To me, one of the most dramatic moments in rock and roll is the menacing growl of a motorcycle on the song Bat Out of Hell. It marks the turning point in a sweeping epic. The revving engine pinpoints the moment when our doomed hero tears off on his motorcycle, leaving his love behind.

When the bike roared, I could picture it, a blacked-out chopper with a touch of chrome building up speed on a highway at night, maybe with flames spewing out the back.

Wait a second. Of course, it's not really a motorcycle -- it's Todd Rundgren on electric guitar, as I was reminded recently while watching the recent DVD on the making of Bat Out of Hell.

As my mental image adjusted itself from biker-on-the-highway to musician-in-a-studio, my feelings went from mild disappointment to "wow!" that bending a string could sound like twisting a throttle.

Wondering if this was a common pastime for guitarists, I ran it by a few friends who play. Although only one -- the Mighty Eagle Band's Shawn Hill -- admitted to attempting it himself, aided by a whammy bar, others pointed out that guitarists make all kinds of wacky sounds with their instruments. So why not a motorcycle, challenged Marty Sobb, the Raven Street Studio engineer who plays in the band Cheap Seats and has a broad knowledge of rock.

Bluesman Tony D provided a refresher on the guitar antics of Albert Collins and Jeff Beck, while my esteemed editor, Peter Simpson, drew my attention to the guitar-generated helicopter sound on the Black Angels' song, The First Vietnam War. Others saluted the many varied effects created by Eddie Van Halen.

A motorcycle owner, Phillipe Galipeau, who's in his 50s, recalled seeing a player demonstrate the technique when he was a teenager. The player used the tuning key to alter the pitch, mimicking the changing of gears. "It sounded exactly like a Harley," he wrote in an e-mail.

◇ ◇ ◇ ◇

Please sum up the piece above on the motorcycle sound in Bat Out of Hell in two sentences.

### [Information shown]
◇ ◇ ◇ ◇

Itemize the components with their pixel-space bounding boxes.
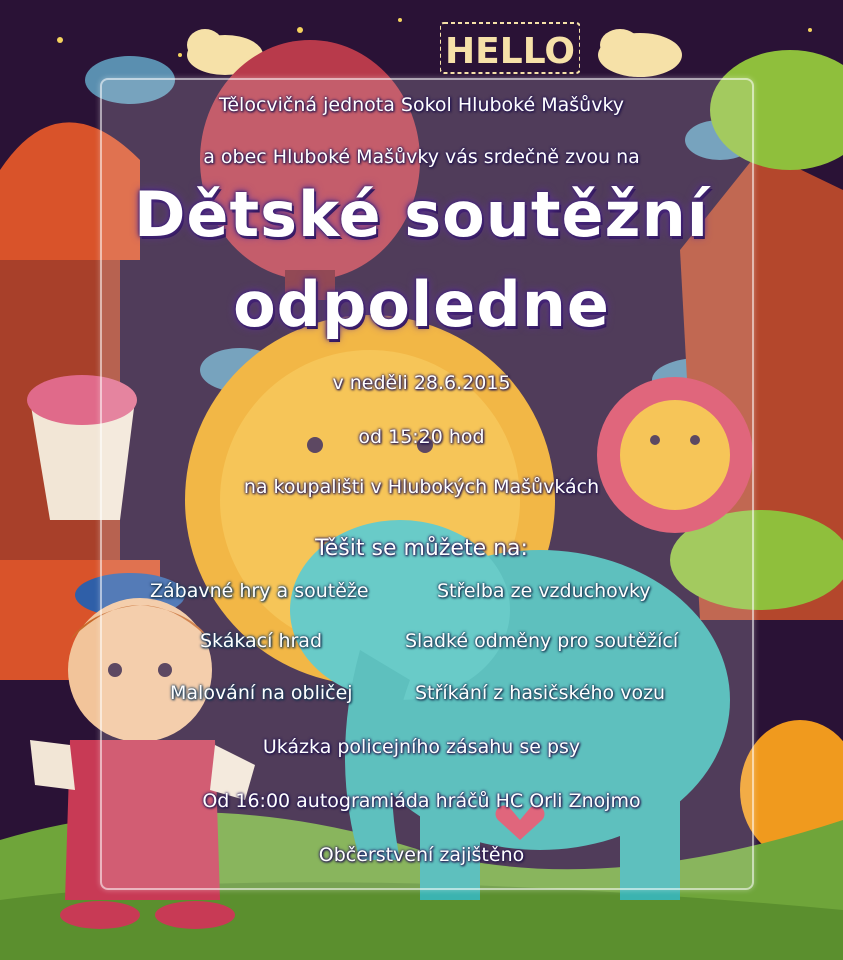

◇ ◇ ◇ ◇

### [Response]
The writer had pictured a motorcycle tearing down a highway at night when the engine revved on Bat Out of Hell, but a DVD on the making of the song was a reminder that the sound is Todd Rundgren on electric guitar. Guitarist friends pointed out that players make all kinds of wacky sounds with their instruments, and a motorcycle owner recalled a player who used the tuning key to mimic changing gears so that it sounded exactly like a Harley.